▶ RECORD EXCERPTS:
##########
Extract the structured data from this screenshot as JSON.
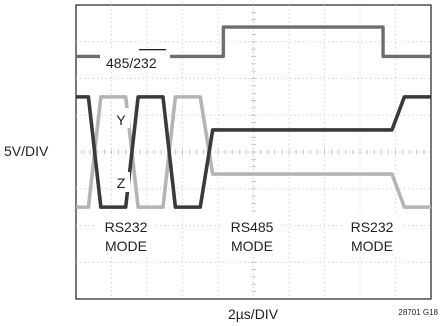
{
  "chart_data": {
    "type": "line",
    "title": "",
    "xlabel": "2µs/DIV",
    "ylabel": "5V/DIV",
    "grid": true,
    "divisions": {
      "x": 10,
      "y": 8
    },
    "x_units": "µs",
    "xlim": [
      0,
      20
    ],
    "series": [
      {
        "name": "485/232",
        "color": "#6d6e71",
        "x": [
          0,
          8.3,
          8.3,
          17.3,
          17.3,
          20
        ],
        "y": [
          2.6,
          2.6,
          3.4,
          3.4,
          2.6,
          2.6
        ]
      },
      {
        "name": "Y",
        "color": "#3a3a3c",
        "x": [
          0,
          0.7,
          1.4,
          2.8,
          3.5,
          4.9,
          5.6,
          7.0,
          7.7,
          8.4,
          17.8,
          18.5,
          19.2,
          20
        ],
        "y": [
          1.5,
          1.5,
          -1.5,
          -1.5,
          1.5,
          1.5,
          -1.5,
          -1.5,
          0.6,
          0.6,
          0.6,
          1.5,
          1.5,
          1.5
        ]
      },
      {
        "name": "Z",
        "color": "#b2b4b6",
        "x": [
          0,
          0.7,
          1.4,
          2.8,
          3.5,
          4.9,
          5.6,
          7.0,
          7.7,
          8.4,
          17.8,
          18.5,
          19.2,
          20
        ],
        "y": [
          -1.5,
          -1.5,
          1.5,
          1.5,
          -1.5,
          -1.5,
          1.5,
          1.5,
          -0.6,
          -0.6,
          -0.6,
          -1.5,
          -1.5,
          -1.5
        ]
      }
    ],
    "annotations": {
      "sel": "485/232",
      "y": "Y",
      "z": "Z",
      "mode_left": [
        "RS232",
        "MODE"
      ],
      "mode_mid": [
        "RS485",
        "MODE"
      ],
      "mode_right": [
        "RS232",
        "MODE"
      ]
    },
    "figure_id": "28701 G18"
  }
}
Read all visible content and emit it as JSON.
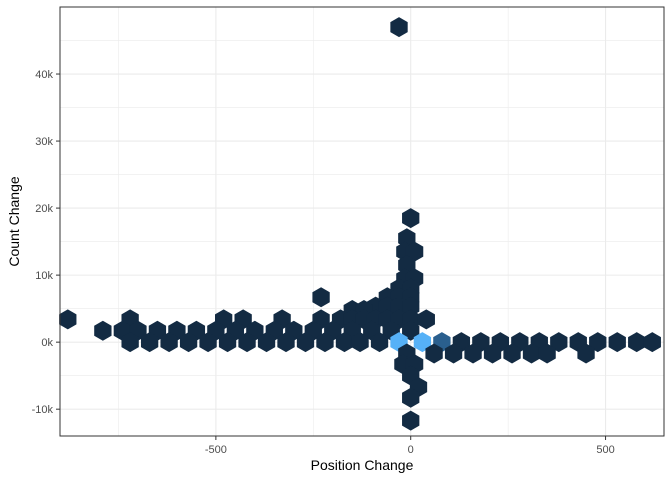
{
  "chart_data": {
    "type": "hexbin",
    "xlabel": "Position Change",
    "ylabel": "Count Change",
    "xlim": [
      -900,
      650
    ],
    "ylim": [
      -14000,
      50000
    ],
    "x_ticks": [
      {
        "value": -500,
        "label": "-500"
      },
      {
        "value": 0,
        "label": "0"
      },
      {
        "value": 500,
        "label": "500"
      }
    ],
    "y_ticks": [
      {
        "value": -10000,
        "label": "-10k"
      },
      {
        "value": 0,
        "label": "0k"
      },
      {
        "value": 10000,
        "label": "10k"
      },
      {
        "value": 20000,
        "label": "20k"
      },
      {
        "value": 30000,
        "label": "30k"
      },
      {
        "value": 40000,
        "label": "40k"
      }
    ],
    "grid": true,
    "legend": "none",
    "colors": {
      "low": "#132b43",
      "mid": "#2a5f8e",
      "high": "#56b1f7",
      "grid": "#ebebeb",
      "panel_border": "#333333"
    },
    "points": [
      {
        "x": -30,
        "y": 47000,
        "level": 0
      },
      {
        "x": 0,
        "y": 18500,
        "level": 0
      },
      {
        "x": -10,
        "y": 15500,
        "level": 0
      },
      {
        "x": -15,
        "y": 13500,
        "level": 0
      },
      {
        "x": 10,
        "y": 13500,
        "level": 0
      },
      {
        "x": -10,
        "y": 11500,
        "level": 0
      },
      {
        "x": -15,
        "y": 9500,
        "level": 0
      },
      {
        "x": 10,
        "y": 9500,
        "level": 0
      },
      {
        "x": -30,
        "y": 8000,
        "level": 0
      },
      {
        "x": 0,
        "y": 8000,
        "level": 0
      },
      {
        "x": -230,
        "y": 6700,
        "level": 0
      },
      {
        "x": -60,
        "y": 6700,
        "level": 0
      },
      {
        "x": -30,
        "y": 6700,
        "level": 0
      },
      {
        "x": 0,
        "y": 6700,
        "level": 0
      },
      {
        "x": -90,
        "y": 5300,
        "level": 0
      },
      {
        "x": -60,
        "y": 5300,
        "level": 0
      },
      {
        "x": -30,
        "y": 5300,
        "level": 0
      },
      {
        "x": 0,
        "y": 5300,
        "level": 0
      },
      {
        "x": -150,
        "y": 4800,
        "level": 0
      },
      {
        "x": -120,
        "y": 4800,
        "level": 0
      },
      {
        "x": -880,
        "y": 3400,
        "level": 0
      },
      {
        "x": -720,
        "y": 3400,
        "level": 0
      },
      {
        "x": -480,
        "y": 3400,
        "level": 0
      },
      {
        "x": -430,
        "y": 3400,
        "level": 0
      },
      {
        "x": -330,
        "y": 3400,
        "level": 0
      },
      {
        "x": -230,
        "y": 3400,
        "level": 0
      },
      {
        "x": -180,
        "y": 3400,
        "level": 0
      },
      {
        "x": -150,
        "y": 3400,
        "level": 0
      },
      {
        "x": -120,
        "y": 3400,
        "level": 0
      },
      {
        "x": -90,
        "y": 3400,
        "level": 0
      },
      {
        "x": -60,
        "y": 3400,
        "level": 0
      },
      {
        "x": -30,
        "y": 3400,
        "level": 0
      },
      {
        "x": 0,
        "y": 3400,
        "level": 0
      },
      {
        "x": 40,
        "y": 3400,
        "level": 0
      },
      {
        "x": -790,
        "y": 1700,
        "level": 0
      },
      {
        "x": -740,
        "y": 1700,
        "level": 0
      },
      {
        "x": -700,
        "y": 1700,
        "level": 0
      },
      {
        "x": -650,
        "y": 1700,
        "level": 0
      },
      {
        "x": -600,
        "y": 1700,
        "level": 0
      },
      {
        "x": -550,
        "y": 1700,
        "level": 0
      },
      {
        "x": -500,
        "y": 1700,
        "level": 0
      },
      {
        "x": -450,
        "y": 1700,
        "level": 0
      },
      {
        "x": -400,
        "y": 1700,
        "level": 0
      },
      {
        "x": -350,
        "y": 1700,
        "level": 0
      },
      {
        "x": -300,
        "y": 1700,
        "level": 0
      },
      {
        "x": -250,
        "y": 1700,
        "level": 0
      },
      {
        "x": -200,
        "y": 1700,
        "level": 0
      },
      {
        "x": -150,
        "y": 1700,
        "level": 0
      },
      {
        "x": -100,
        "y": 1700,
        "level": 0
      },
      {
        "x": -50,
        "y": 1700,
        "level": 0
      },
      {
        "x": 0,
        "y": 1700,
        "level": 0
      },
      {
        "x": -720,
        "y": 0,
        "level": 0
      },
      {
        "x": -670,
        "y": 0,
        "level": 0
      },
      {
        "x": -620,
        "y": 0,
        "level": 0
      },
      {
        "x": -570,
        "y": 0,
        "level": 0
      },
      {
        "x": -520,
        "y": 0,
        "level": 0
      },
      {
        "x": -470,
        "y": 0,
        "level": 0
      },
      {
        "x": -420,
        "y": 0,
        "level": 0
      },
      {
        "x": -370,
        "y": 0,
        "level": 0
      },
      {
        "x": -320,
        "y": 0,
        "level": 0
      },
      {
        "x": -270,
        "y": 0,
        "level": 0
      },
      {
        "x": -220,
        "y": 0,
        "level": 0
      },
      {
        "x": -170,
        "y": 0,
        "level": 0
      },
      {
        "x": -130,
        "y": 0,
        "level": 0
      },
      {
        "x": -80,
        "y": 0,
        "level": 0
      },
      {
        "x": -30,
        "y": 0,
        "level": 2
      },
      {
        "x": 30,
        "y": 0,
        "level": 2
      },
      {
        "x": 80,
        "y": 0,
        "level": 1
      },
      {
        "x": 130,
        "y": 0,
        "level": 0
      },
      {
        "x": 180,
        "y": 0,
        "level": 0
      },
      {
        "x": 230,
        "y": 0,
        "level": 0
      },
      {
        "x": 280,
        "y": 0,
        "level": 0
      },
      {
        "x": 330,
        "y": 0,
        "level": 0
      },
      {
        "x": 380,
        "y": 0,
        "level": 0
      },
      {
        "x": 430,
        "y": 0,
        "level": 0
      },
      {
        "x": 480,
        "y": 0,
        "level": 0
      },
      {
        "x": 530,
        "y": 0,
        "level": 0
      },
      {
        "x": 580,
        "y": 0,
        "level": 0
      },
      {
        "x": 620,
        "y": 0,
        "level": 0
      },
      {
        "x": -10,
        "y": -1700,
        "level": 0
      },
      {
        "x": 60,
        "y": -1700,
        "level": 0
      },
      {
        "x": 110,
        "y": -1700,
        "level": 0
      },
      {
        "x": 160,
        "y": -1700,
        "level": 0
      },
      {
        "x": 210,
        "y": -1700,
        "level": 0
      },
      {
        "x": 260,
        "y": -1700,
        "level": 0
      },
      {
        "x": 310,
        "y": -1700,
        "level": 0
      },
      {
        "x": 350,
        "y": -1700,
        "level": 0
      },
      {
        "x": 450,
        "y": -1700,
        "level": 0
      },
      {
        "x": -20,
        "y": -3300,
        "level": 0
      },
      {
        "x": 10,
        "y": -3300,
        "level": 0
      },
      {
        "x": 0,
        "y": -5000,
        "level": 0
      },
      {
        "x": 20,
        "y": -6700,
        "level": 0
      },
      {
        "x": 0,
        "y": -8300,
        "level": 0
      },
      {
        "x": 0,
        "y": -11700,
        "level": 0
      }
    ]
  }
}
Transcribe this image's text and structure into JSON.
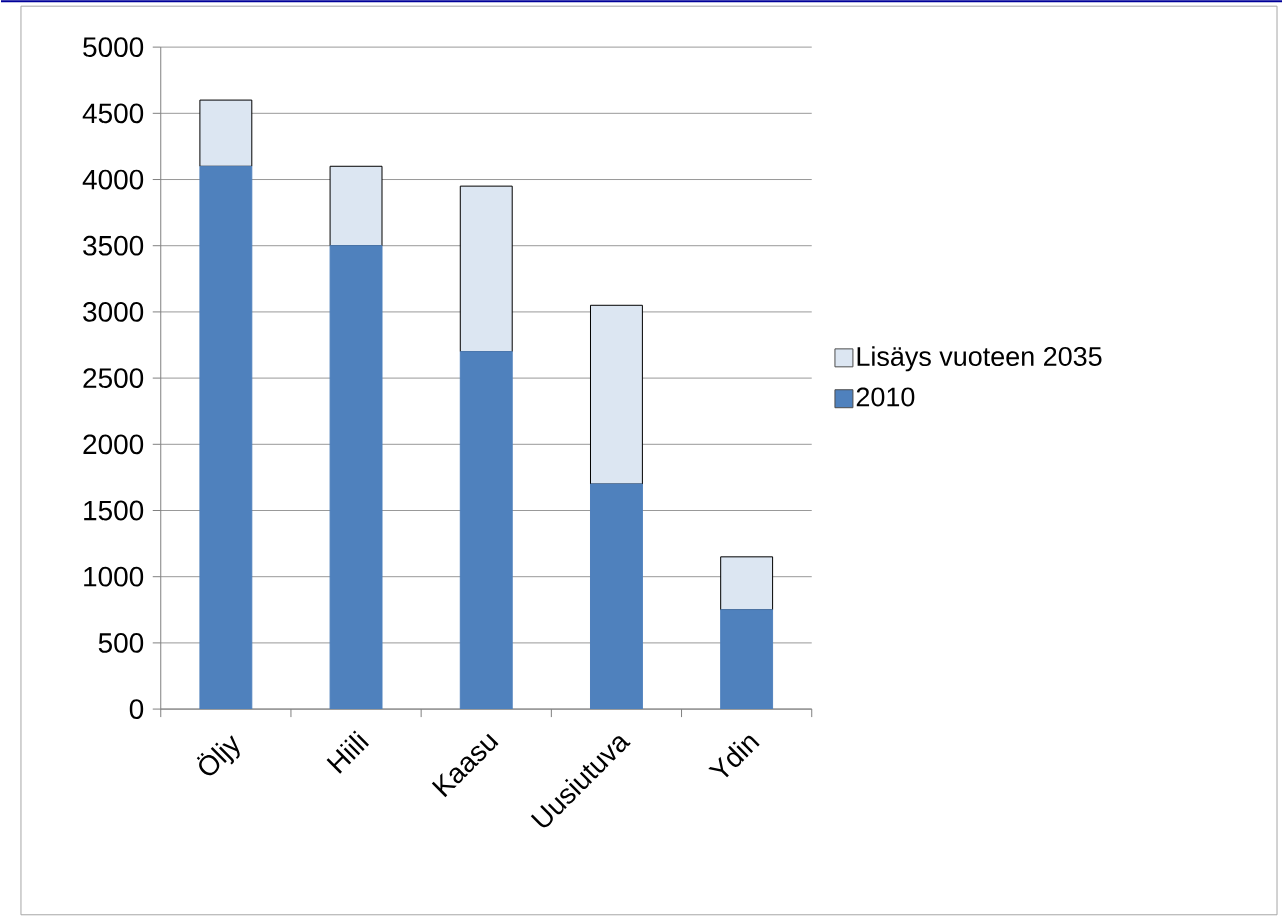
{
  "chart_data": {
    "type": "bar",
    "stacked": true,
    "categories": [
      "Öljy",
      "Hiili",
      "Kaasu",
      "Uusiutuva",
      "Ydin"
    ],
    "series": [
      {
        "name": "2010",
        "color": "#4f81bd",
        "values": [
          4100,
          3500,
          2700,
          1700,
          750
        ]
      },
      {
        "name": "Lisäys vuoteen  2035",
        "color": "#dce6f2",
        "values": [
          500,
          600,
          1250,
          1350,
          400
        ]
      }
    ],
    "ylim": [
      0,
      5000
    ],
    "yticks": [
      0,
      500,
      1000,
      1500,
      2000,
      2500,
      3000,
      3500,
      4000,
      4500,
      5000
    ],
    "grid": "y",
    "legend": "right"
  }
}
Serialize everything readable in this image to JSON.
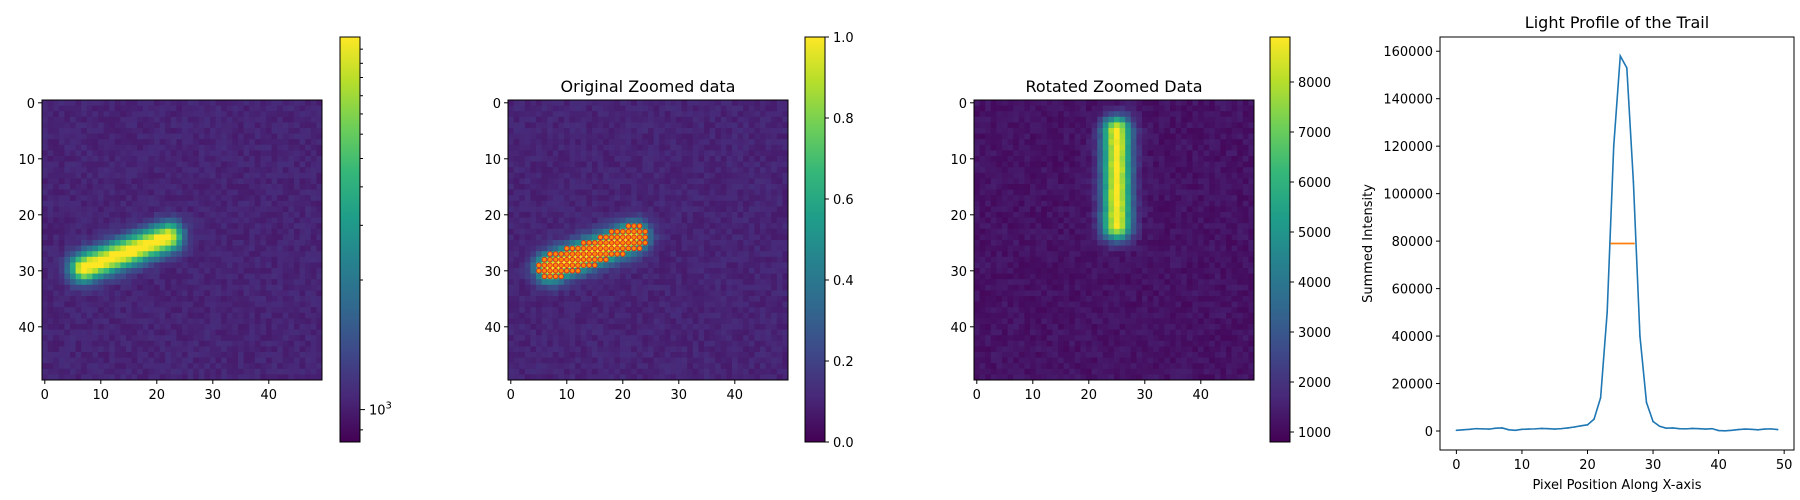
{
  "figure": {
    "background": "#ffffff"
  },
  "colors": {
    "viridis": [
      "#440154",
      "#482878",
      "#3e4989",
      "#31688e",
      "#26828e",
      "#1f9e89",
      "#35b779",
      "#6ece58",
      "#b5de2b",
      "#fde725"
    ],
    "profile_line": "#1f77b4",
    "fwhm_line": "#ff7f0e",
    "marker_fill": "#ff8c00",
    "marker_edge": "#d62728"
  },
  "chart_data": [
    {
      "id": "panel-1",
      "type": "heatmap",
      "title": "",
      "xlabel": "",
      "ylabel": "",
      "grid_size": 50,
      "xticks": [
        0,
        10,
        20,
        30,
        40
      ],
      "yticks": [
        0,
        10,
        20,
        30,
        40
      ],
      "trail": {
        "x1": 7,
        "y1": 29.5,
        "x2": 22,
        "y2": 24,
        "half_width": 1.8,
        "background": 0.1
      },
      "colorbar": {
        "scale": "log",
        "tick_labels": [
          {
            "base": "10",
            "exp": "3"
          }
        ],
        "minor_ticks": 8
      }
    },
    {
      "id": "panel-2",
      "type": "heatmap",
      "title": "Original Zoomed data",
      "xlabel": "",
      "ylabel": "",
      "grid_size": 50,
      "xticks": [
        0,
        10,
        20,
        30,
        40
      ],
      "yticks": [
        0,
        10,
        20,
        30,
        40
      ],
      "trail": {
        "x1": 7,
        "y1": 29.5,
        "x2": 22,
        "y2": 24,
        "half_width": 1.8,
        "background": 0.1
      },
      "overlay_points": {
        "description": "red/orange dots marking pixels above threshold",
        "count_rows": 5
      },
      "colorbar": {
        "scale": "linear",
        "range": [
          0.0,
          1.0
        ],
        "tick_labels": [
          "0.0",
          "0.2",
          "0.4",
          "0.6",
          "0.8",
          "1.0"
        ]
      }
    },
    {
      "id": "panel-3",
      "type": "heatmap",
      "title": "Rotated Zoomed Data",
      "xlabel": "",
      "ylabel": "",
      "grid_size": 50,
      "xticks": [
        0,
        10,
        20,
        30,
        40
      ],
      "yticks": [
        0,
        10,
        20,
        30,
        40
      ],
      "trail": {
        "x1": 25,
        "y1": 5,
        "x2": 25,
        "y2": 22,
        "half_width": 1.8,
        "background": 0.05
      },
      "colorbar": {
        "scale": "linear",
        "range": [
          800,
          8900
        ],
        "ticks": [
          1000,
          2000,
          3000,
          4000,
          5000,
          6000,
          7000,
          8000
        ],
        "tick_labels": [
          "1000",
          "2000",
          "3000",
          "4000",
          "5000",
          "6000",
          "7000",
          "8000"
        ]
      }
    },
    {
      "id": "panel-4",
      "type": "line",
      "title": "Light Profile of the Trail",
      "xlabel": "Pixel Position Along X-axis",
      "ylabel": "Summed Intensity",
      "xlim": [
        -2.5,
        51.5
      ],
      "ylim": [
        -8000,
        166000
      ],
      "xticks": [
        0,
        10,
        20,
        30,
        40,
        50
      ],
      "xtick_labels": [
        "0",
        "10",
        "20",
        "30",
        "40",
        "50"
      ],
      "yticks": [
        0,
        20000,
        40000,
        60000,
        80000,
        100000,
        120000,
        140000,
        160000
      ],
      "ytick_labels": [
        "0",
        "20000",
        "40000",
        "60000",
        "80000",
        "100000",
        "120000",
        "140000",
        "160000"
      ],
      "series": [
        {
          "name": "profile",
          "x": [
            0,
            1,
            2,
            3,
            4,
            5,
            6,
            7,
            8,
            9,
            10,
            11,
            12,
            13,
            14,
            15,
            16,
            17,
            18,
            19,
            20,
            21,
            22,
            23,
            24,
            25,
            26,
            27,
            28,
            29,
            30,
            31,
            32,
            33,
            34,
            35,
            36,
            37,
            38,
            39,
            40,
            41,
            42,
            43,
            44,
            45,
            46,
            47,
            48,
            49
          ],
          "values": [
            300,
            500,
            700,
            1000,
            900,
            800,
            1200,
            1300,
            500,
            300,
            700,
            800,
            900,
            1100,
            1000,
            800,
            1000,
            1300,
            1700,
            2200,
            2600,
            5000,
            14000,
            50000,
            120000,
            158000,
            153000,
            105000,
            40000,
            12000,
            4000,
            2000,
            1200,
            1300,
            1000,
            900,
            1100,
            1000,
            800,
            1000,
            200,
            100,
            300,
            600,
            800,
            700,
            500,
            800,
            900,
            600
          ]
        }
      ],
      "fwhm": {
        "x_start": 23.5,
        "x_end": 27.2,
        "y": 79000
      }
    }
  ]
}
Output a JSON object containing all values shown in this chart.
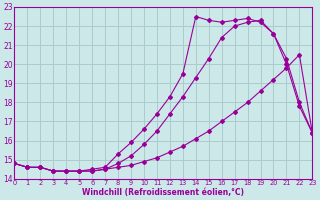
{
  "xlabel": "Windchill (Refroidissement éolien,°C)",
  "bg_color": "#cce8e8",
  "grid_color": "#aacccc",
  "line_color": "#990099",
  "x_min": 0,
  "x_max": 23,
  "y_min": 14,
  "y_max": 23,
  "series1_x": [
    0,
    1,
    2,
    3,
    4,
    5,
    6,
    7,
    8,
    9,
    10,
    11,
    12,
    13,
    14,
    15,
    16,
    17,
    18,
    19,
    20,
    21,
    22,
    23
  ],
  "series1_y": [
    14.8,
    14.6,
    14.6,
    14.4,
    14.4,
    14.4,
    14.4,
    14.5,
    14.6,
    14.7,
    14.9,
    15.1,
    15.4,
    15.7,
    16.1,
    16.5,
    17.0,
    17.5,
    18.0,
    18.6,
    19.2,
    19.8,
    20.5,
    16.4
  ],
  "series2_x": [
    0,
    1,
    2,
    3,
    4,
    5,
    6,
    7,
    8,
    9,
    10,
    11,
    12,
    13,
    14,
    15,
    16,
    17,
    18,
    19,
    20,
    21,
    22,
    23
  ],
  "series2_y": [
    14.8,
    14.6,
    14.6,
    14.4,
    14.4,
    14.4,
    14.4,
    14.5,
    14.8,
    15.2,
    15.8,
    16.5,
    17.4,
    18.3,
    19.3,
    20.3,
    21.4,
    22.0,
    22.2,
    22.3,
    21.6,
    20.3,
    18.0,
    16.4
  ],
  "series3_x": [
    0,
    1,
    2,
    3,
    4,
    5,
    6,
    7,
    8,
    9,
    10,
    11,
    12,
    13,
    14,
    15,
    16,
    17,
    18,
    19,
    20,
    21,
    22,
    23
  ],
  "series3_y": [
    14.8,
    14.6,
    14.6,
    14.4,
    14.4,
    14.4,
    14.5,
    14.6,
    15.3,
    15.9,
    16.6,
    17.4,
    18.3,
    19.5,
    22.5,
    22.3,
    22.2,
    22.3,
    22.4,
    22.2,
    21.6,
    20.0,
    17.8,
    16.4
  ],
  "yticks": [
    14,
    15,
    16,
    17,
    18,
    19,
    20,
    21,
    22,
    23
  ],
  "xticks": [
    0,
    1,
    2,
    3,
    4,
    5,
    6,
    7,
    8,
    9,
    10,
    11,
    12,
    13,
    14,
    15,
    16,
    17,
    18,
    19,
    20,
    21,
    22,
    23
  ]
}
##########
▶ SET PROBLEM: In the entries above, find lines with "xlabel" and copy each.

▶ RESPONSE:
    "xlabel": "2µs/DIV",
    "xlabel": "Position Change",
      "xlabel": "",
      "xlabel": "",
      "xlabel": "",
      "xlabel": "Pixel Position Along X-axis",
  "xlabel": "Windchill (Refroidissement éolien,°C)",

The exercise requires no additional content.